Instructions to follow: Take the material and output all of it exactly.

Dataset records:
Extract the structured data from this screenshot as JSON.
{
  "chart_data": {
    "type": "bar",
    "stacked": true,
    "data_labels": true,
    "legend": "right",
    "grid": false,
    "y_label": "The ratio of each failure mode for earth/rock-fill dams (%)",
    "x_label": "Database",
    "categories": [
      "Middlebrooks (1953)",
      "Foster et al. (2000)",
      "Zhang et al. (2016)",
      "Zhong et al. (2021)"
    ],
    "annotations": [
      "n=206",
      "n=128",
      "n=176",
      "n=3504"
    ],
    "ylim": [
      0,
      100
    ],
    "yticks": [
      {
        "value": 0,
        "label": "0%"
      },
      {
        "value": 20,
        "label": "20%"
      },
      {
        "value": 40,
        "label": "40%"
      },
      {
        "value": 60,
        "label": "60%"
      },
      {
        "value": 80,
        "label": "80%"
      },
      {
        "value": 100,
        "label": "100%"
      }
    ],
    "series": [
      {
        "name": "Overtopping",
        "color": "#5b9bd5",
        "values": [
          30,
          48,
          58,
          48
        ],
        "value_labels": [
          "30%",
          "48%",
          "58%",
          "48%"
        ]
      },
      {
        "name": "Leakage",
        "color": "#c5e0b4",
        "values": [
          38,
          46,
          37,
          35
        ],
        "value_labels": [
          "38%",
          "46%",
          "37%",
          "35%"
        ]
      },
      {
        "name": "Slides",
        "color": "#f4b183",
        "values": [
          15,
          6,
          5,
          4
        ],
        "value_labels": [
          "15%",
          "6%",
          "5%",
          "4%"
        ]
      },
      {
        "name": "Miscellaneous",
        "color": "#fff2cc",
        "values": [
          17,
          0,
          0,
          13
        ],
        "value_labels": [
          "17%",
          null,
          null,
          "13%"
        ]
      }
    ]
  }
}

Task response:
Extract the structured data from this screenshot as JSON.
{
  "chart_data": {
    "type": "bar",
    "stacked": true,
    "data_labels": true,
    "legend": "right",
    "grid": false,
    "y_label": "The ratio of each failure mode for earth/rock-fill dams (%)",
    "x_label": "Database",
    "categories": [
      "Middlebrooks (1953)",
      "Foster et al. (2000)",
      "Zhang et al. (2016)",
      "Zhong et al. (2021)"
    ],
    "annotations": [
      "n=206",
      "n=128",
      "n=176",
      "n=3504"
    ],
    "ylim": [
      0,
      100
    ],
    "yticks": [
      {
        "value": 0,
        "label": "0%"
      },
      {
        "value": 20,
        "label": "20%"
      },
      {
        "value": 40,
        "label": "40%"
      },
      {
        "value": 60,
        "label": "60%"
      },
      {
        "value": 80,
        "label": "80%"
      },
      {
        "value": 100,
        "label": "100%"
      }
    ],
    "series": [
      {
        "name": "Overtopping",
        "color": "#5b9bd5",
        "values": [
          30,
          48,
          58,
          48
        ],
        "value_labels": [
          "30%",
          "48%",
          "58%",
          "48%"
        ]
      },
      {
        "name": "Leakage",
        "color": "#c5e0b4",
        "values": [
          38,
          46,
          37,
          35
        ],
        "value_labels": [
          "38%",
          "46%",
          "37%",
          "35%"
        ]
      },
      {
        "name": "Slides",
        "color": "#f4b183",
        "values": [
          15,
          6,
          5,
          4
        ],
        "value_labels": [
          "15%",
          "6%",
          "5%",
          "4%"
        ]
      },
      {
        "name": "Miscellaneous",
        "color": "#fff2cc",
        "values": [
          17,
          0,
          0,
          13
        ],
        "value_labels": [
          "17%",
          null,
          null,
          "13%"
        ]
      }
    ]
  }
}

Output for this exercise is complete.